:: DIRECTION ::
Transcribe the material below exactly as it appears.

[Data entries]
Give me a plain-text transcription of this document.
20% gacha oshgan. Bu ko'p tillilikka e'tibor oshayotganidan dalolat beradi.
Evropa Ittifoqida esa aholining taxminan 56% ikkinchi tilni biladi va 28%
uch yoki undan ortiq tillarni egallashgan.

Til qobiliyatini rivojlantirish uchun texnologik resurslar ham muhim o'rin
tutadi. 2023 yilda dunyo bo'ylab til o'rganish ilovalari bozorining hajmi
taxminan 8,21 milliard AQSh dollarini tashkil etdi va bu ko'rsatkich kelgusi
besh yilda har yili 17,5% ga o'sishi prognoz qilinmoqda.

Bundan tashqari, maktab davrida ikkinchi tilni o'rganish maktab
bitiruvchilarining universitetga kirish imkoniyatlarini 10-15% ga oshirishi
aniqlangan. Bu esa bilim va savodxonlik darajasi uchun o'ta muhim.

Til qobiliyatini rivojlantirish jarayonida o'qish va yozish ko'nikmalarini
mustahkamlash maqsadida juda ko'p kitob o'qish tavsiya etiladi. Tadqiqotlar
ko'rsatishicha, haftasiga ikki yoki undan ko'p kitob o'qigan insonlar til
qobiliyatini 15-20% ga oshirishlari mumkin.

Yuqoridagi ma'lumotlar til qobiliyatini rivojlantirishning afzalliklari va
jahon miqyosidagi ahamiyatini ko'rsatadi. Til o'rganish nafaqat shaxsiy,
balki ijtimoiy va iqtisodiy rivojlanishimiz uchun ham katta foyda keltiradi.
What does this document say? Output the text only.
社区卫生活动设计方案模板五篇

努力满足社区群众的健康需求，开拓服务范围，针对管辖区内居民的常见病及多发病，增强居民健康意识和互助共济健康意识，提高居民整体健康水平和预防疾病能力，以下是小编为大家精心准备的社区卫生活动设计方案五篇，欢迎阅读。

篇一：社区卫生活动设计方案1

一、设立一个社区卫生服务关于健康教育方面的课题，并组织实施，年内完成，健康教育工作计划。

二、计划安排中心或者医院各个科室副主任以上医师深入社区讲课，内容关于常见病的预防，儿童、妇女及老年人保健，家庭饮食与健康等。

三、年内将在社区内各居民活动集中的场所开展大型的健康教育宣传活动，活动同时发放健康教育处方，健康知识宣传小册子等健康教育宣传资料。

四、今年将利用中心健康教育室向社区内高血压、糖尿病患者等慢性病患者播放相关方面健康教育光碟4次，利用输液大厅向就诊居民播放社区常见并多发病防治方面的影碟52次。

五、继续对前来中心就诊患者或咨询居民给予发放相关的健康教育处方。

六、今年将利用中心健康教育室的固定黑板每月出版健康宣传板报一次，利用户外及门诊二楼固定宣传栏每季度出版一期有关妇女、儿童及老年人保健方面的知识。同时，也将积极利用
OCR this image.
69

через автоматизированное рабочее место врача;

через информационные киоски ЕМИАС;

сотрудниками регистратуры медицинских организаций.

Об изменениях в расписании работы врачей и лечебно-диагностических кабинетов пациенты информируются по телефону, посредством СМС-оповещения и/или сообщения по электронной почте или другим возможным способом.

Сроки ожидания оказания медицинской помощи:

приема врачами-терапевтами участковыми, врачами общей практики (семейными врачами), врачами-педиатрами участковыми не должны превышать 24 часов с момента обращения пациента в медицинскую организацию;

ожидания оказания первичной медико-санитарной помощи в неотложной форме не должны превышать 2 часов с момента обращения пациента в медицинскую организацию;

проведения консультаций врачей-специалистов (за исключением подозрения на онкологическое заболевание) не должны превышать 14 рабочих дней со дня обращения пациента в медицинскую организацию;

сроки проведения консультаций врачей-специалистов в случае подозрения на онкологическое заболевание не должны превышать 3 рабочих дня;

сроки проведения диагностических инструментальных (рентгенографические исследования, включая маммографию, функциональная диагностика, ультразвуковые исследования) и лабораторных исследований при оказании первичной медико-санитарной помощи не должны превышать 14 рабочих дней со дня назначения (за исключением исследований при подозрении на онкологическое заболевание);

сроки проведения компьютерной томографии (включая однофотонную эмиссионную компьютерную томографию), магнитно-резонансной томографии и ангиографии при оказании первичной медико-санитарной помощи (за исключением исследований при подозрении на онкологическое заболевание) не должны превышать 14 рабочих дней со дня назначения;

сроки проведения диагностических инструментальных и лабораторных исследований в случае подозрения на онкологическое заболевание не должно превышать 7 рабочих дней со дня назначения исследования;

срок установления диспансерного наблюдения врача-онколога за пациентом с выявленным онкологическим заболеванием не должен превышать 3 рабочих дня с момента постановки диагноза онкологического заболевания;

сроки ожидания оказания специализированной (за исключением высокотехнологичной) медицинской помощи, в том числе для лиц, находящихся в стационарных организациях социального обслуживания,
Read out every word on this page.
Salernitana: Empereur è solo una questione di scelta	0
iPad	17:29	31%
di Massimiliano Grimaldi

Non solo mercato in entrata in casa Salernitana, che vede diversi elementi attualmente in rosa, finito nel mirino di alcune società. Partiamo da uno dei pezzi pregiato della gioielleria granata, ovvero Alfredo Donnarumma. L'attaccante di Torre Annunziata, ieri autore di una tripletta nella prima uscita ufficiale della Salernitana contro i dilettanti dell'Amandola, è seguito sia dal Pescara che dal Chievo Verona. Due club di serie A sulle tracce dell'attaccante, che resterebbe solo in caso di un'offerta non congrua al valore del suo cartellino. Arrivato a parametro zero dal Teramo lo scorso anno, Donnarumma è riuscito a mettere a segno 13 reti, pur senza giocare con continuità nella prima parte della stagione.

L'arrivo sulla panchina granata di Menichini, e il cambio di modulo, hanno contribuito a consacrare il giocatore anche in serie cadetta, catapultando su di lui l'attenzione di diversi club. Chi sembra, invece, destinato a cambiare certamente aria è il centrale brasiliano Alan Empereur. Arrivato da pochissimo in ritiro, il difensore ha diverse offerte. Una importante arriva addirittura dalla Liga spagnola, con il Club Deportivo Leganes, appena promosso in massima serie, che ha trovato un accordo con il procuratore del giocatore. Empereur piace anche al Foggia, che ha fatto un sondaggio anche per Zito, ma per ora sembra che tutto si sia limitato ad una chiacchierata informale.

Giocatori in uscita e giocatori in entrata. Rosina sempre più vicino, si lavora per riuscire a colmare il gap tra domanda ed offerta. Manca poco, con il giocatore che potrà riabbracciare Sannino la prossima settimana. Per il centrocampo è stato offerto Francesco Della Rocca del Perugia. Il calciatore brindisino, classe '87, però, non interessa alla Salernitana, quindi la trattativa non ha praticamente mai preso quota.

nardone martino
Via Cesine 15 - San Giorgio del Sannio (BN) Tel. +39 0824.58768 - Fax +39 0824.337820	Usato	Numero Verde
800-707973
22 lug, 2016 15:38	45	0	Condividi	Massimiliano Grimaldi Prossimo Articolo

:: TASK ANSWER ::
Give me a plain-text transcription of this document.
20% gacha oshgan. Bu ko'p tillilikka e'tibor oshayotganidan dalolat beradi.
Evropa Ittifoqida esa aholining taxminan 56% ikkinchi tilni biladi va 28%
uch yoki undan ortiq tillarni egallashgan.

Til qobiliyatini rivojlantirish uchun texnologik resurslar ham muhim o'rin
tutadi. 2023 yilda dunyo bo'ylab til o'rganish ilovalari bozorining hajmi
taxminan 8,21 milliard AQSh dollarini tashkil etdi va bu ko'rsatkich kelgusi
besh yilda har yili 17,5% ga o'sishi prognoz qilinmoqda.

Bundan tashqari, maktab davrida ikkinchi tilni o'rganish maktab
bitiruvchilarining universitetga kirish imkoniyatlarini 10-15% ga oshirishi
aniqlangan. Bu esa bilim va savodxonlik darajasi uchun o'ta muhim.

Til qobiliyatini rivojlantirish jarayonida o'qish va yozish ko'nikmalarini
mustahkamlash maqsadida juda ko'p kitob o'qish tavsiya etiladi. Tadqiqotlar
ko'rsatishicha, haftasiga ikki yoki undan ko'p kitob o'qigan insonlar til
qobiliyatini 15-20% ga oshirishlari mumkin.

Yuqoridagi ma'lumotlar til qobiliyatini rivojlantirishning afzalliklari va
jahon miqyosidagi ahamiyatini ko'rsatadi. Til o'rganish nafaqat shaxsiy,
balki ijtimoiy va iqtisodiy rivojlanishimiz uchun ham katta foyda keltiradi.
What does this document say? Output the text only.
社区卫生活动设计方案模板五篇

努力满足社区群众的健康需求，开拓服务范围，针对管辖区内居民的常见病及多发病，增强居民健康意识和互助共济健康意识，提高居民整体健康水平和预防疾病能力，以下是小编为大家精心准备的社区卫生活动设计方案五篇，欢迎阅读。

篇一：社区卫生活动设计方案1

一、设立一个社区卫生服务关于健康教育方面的课题，并组织实施，年内完成，健康教育工作计划。

二、计划安排中心或者医院各个科室副主任以上医师深入社区讲课，内容关于常见病的预防，儿童、妇女及老年人保健，家庭饮食与健康等。

三、年内将在社区内各居民活动集中的场所开展大型的健康教育宣传活动，活动同时发放健康教育处方，健康知识宣传小册子等健康教育宣传资料。

四、今年将利用中心健康教育室向社区内高血压、糖尿病患者等慢性病患者播放相关方面健康教育光碟4次，利用输液大厅向就诊居民播放社区常见并多发病防治方面的影碟52次。

五、继续对前来中心就诊患者或咨询居民给予发放相关的健康教育处方。

六、今年将利用中心健康教育室的固定黑板每月出版健康宣传板报一次，利用户外及门诊二楼固定宣传栏每季度出版一期有关妇女、儿童及老年人保健方面的知识。同时，也将积极利用
OCR this image.
69

через автоматизированное рабочее место врача;

через информационные киоски ЕМИАС;

сотрудниками регистратуры медицинских организаций.

Об изменениях в расписании работы врачей и лечебно-диагностических кабинетов пациенты информируются по телефону, посредством СМС-оповещения и/или сообщения по электронной почте или другим возможным способом.

Сроки ожидания оказания медицинской помощи:

приема врачами-терапевтами участковыми, врачами общей практики (семейными врачами), врачами-педиатрами участковыми не должны превышать 24 часов с момента обращения пациента в медицинскую организацию;

ожидания оказания первичной медико-санитарной помощи в неотложной форме не должны превышать 2 часов с момента обращения пациента в медицинскую организацию;

проведения консультаций врачей-специалистов (за исключением подозрения на онкологическое заболевание) не должны превышать 14 рабочих дней со дня обращения пациента в медицинскую организацию;

сроки проведения консультаций врачей-специалистов в случае подозрения на онкологическое заболевание не должны превышать 3 рабочих дня;

сроки проведения диагностических инструментальных (рентгенографические исследования, включая маммографию, функциональная диагностика, ультразвуковые исследования) и лабораторных исследований при оказании первичной медико-санитарной помощи не должны превышать 14 рабочих дней со дня назначения (за исключением исследований при подозрении на онкологическое заболевание);

сроки проведения компьютерной томографии (включая однофотонную эмиссионную компьютерную томографию), магнитно-резонансной томографии и ангиографии при оказании первичной медико-санитарной помощи (за исключением исследований при подозрении на онкологическое заболевание) не должны превышать 14 рабочих дней со дня назначения;

сроки проведения диагностических инструментальных и лабораторных исследований в случае подозрения на онкологическое заболевание не должно превышать 7 рабочих дней со дня назначения исследования;

срок установления диспансерного наблюдения врача-онколога за пациентом с выявленным онкологическим заболеванием не должен превышать 3 рабочих дня с момента постановки диагноза онкологического заболевания;

сроки ожидания оказания специализированной (за исключением высокотехнологичной) медицинской помощи, в том числе для лиц, находящихся в стационарных организациях социального обслуживания,
Read out every word on this page.
Salernitana: Empereur è solo una questione di scelta	0
iPad	17:29	31%
di Massimiliano Grimaldi

Non solo mercato in entrata in casa Salernitana, che vede diversi elementi attualmente in rosa, finito nel mirino di alcune società. Partiamo da uno dei pezzi pregiato della gioielleria granata, ovvero Alfredo Donnarumma. L'attaccante di Torre Annunziata, ieri autore di una tripletta nella prima uscita ufficiale della Salernitana contro i dilettanti dell'Amandola, è seguito sia dal Pescara che dal Chievo Verona. Due club di serie A sulle tracce dell'attaccante, che resterebbe solo in caso di un'offerta non congrua al valore del suo cartellino. Arrivato a parametro zero dal Teramo lo scorso anno, Donnarumma è riuscito a mettere a segno 13 reti, pur senza giocare con continuità nella prima parte della stagione.

L'arrivo sulla panchina granata di Menichini, e il cambio di modulo, hanno contribuito a consacrare il giocatore anche in serie cadetta, catapultando su di lui l'attenzione di diversi club. Chi sembra, invece, destinato a cambiare certamente aria è il centrale brasiliano Alan Empereur. Arrivato da pochissimo in ritiro, il difensore ha diverse offerte. Una importante arriva addirittura dalla Liga spagnola, con il Club Deportivo Leganes, appena promosso in massima serie, che ha trovato un accordo con il procuratore del giocatore. Empereur piace anche al Foggia, che ha fatto un sondaggio anche per Zito, ma per ora sembra che tutto si sia limitato ad una chiacchierata informale.

Giocatori in uscita e giocatori in entrata. Rosina sempre più vicino, si lavora per riuscire a colmare il gap tra domanda ed offerta. Manca poco, con il giocatore che potrà riabbracciare Sannino la prossima settimana. Per il centrocampo è stato offerto Francesco Della Rocca del Perugia. Il calciatore brindisino, classe '87, però, non interessa alla Salernitana, quindi la trattativa non ha praticamente mai preso quota.

nardone martino
Via Cesine 15 - San Giorgio del Sannio (BN) Tel. +39 0824.58768 - Fax +39 0824.337820	Usato	Numero Verde
800-707973
22 lug, 2016 15:38	45	0	Condividi	Massimiliano Grimaldi Prossimo Articolo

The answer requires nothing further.